Set problem
Your answer should be a single number: the count of lines containing the string "ffffff".

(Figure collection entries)
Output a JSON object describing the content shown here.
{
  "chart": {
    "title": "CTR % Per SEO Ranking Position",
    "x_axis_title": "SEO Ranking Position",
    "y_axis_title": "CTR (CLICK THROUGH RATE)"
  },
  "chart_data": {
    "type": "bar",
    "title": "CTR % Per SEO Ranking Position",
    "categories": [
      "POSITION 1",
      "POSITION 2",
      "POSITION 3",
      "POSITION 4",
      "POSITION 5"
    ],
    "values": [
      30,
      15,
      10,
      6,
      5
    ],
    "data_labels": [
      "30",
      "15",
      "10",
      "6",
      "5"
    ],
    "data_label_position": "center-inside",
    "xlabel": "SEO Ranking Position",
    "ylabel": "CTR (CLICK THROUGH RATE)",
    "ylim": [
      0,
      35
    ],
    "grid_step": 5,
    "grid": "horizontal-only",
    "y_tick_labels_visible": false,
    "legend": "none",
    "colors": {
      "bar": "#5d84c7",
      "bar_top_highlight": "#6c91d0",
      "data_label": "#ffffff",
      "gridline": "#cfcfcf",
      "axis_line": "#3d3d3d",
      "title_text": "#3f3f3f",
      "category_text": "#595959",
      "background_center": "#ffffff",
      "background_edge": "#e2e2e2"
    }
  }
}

Written reply
2